• DIRECTIVE
Separate out the lines that hold "điểm".

• STORED ROWS
☆ ☆ ☆

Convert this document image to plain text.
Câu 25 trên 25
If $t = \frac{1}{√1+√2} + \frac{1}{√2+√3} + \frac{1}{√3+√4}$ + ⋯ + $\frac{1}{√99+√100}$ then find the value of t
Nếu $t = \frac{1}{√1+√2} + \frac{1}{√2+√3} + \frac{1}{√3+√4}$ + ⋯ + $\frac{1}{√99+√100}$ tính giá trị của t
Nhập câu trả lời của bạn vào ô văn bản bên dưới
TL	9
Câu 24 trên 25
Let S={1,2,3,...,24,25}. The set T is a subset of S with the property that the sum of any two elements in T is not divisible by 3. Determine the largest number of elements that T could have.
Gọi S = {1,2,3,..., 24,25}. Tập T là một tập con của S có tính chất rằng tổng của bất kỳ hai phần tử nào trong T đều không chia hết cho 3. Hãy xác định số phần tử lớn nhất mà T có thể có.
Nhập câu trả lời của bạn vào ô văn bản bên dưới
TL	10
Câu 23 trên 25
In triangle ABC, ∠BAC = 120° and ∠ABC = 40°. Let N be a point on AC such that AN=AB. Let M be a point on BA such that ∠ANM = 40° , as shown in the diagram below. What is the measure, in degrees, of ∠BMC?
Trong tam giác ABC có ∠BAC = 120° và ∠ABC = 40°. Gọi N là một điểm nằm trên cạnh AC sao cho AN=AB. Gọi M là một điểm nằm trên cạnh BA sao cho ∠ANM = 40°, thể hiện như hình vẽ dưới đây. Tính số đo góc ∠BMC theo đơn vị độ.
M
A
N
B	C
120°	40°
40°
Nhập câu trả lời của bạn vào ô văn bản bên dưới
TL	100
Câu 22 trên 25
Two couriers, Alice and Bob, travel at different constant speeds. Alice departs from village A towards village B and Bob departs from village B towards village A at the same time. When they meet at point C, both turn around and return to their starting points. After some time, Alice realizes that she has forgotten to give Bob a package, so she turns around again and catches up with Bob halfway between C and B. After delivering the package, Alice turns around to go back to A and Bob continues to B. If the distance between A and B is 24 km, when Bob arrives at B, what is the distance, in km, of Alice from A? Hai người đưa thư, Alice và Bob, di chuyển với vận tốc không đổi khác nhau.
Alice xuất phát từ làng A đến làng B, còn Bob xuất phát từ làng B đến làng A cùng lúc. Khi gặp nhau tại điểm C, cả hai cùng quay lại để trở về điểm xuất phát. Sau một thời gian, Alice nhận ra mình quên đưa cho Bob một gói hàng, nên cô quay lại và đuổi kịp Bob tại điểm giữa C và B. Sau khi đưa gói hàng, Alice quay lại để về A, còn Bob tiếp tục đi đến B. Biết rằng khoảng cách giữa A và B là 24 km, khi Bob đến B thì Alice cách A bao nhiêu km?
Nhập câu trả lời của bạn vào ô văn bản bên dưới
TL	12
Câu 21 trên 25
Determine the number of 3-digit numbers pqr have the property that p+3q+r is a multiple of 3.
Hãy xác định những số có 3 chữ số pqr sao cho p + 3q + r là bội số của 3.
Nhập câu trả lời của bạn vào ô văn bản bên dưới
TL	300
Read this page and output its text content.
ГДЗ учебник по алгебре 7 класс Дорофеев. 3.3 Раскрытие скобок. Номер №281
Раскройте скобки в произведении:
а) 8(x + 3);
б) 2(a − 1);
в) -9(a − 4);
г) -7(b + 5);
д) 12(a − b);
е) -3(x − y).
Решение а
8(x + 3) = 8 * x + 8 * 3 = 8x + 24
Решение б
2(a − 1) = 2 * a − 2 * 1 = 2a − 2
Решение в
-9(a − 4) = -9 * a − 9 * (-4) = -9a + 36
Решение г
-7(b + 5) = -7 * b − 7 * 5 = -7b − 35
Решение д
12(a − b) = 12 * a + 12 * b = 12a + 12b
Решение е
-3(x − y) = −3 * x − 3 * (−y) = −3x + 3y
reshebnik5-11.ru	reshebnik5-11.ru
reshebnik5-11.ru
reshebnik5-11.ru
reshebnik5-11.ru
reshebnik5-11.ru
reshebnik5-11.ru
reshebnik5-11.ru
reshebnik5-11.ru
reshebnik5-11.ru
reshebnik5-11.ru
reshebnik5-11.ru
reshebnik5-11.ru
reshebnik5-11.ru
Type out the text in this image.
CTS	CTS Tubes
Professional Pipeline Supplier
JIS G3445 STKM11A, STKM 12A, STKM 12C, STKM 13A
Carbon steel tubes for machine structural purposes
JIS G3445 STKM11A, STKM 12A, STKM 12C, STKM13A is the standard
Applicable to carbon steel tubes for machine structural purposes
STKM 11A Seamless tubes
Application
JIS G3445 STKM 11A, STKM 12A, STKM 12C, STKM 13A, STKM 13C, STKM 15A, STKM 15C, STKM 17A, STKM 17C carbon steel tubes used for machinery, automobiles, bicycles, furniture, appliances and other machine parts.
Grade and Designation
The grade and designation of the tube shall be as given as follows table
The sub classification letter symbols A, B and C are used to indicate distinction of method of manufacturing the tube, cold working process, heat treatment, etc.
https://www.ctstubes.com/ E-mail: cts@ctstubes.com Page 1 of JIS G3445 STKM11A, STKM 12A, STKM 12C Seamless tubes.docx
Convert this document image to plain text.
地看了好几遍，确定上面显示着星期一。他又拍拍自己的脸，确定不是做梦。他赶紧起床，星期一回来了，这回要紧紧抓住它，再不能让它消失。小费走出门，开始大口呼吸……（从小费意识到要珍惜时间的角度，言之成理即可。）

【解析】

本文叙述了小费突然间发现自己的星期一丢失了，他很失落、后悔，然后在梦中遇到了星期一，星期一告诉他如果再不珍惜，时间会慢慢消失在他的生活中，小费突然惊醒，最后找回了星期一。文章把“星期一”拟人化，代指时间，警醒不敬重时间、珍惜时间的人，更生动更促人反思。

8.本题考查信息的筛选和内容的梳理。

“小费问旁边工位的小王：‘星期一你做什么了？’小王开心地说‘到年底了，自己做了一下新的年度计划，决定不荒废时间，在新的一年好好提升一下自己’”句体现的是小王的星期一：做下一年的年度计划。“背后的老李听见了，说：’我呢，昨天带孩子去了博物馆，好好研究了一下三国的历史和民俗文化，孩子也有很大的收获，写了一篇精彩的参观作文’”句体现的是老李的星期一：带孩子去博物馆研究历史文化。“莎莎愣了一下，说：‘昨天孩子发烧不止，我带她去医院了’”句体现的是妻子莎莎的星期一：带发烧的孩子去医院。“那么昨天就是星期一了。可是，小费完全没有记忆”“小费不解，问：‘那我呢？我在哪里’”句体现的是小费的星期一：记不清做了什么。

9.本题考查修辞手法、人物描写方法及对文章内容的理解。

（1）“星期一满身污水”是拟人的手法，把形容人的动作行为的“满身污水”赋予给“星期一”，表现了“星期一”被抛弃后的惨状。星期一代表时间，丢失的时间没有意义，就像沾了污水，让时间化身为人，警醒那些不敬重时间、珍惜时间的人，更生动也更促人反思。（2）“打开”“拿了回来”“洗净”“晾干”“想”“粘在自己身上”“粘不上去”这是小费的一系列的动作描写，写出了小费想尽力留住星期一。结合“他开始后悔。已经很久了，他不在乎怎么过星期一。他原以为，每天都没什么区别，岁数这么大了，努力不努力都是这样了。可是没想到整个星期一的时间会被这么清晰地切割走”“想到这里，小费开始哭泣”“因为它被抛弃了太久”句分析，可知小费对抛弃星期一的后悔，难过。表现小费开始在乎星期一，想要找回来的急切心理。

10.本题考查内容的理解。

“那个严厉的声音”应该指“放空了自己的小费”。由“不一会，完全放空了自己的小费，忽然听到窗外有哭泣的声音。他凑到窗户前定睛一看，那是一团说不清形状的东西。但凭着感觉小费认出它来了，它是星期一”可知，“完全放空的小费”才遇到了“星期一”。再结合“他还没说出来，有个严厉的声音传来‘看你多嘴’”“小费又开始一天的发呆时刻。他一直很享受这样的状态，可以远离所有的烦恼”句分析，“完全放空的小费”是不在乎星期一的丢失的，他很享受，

☆ ☆ ☆

• RESULT OF THE EXERCISE
Trong tam giác ABC có ∠BAC = 120° và ∠ABC = 40°. Gọi N là một điểm nằm trên cạnh AC sao cho AN=AB. Gọi M là một điểm nằm trên cạnh BA sao cho ∠ANM = 40°, thể hiện như hình vẽ dưới đây. Tính số đo góc ∠BMC theo đơn vị độ.
Alice xuất phát từ làng A đến làng B, còn Bob xuất phát từ làng B đến làng A cùng lúc. Khi gặp nhau tại điểm C, cả hai cùng quay lại để trở về điểm xuất phát. Sau một thời gian, Alice nhận ra mình quên đưa cho Bob một gói hàng, nên cô quay lại và đuổi kịp Bob tại điểm giữa C và B. Sau khi đưa gói hàng, Alice quay lại để về A, còn Bob tiếp tục đi đến B. Biết rằng khoảng cách giữa A và B là 24 km, khi Bob đến B thì Alice cách A bao nhiêu km?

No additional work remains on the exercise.